# [SHORT EXERCISE]
Provide an exact transcription of all the records.

# [EXCERPTED DATA]
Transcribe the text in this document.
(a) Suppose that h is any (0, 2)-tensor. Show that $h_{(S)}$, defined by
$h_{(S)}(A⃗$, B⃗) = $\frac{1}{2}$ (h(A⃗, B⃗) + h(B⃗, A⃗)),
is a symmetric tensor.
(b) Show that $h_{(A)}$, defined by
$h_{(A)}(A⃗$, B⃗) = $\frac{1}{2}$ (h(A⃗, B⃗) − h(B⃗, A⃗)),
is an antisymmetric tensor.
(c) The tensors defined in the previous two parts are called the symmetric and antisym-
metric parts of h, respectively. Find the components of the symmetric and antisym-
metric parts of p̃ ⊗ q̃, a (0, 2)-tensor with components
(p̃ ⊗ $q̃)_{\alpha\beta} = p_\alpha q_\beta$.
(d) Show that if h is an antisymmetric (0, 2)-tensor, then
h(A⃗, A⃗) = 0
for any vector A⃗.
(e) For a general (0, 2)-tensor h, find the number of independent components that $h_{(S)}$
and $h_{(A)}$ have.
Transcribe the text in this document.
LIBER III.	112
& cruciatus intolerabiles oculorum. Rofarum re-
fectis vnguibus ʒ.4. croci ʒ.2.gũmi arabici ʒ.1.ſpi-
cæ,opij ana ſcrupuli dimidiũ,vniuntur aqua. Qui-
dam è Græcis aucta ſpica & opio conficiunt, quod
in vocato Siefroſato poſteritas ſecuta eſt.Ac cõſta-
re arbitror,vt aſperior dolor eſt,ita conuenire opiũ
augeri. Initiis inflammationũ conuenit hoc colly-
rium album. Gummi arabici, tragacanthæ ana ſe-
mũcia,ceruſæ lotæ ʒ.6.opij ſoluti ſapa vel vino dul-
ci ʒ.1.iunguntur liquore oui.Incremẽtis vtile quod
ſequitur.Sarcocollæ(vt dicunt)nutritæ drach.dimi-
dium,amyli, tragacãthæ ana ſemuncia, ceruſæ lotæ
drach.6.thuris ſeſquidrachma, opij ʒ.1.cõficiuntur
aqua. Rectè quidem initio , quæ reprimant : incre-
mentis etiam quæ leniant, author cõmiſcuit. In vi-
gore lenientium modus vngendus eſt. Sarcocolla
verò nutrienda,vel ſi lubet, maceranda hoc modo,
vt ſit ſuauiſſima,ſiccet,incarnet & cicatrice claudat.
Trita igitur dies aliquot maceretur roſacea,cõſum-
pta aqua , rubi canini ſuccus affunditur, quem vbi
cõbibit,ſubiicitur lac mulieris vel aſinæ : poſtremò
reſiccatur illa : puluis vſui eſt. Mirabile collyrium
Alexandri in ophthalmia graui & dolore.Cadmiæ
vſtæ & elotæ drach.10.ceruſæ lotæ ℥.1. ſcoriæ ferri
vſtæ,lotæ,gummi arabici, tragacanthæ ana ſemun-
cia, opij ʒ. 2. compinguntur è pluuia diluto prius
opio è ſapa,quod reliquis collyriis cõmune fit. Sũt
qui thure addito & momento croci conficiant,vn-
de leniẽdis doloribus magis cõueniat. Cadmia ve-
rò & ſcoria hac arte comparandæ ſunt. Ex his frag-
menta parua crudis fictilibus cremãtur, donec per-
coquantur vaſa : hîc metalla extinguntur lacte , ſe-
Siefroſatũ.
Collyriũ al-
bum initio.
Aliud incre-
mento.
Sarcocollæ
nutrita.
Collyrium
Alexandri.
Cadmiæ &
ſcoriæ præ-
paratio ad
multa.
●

# [WRITTEN SOLUTION]
Transcribe the text in this document.
(a) Suppose that h is any (0, 2)-tensor. Show that $h_{(S)}$, defined by
$h_{(S)}(A⃗$, B⃗) = $\frac{1}{2}$ (h(A⃗, B⃗) + h(B⃗, A⃗)),
is a symmetric tensor.
(b) Show that $h_{(A)}$, defined by
$h_{(A)}(A⃗$, B⃗) = $\frac{1}{2}$ (h(A⃗, B⃗) − h(B⃗, A⃗)),
is an antisymmetric tensor.
(c) The tensors defined in the previous two parts are called the symmetric and antisym-
metric parts of h, respectively. Find the components of the symmetric and antisym-
metric parts of p̃ ⊗ q̃, a (0, 2)-tensor with components
(p̃ ⊗ $q̃)_{\alpha\beta} = p_\alpha q_\beta$.
(d) Show that if h is an antisymmetric (0, 2)-tensor, then
h(A⃗, A⃗) = 0
for any vector A⃗.
(e) For a general (0, 2)-tensor h, find the number of independent components that $h_{(S)}$
and $h_{(A)}$ have.
Transcribe the text in this document.
LIBER III.	112
& cruciatus intolerabiles oculorum. Rofarum re-
fectis vnguibus ʒ.4. croci ʒ.2.gũmi arabici ʒ.1.ſpi-
cæ,opij ana ſcrupuli dimidiũ,vniuntur aqua. Qui-
dam è Græcis aucta ſpica & opio conficiunt, quod
in vocato Siefroſato poſteritas ſecuta eſt.Ac cõſta-
re arbitror,vt aſperior dolor eſt,ita conuenire opiũ
augeri. Initiis inflammationũ conuenit hoc colly-
rium album. Gummi arabici, tragacanthæ ana ſe-
mũcia,ceruſæ lotæ ʒ.6.opij ſoluti ſapa vel vino dul-
ci ʒ.1.iunguntur liquore oui.Incremẽtis vtile quod
ſequitur.Sarcocollæ(vt dicunt)nutritæ drach.dimi-
dium,amyli, tragacãthæ ana ſemuncia, ceruſæ lotæ
drach.6.thuris ſeſquidrachma, opij ʒ.1.cõficiuntur
aqua. Rectè quidem initio , quæ reprimant : incre-
mentis etiam quæ leniant, author cõmiſcuit. In vi-
gore lenientium modus vngendus eſt. Sarcocolla
verò nutrienda,vel ſi lubet, maceranda hoc modo,
vt ſit ſuauiſſima,ſiccet,incarnet & cicatrice claudat.
Trita igitur dies aliquot maceretur roſacea,cõſum-
pta aqua , rubi canini ſuccus affunditur, quem vbi
cõbibit,ſubiicitur lac mulieris vel aſinæ : poſtremò
reſiccatur illa : puluis vſui eſt. Mirabile collyrium
Alexandri in ophthalmia graui & dolore.Cadmiæ
vſtæ & elotæ drach.10.ceruſæ lotæ ℥.1. ſcoriæ ferri
vſtæ,lotæ,gummi arabici, tragacanthæ ana ſemun-
cia, opij ʒ. 2. compinguntur è pluuia diluto prius
opio è ſapa,quod reliquis collyriis cõmune fit. Sũt
qui thure addito & momento croci conficiant,vn-
de leniẽdis doloribus magis cõueniat. Cadmia ve-
rò & ſcoria hac arte comparandæ ſunt. Ex his frag-
menta parua crudis fictilibus cremãtur, donec per-
coquantur vaſa : hîc metalla extinguntur lacte , ſe-
Siefroſatũ.
Collyriũ al-
bum initio.
Aliud incre-
mento.
Sarcocollæ
nutrita.
Collyrium
Alexandri.
Cadmiæ &
ſcoriæ præ-
paratio ad
multa.
●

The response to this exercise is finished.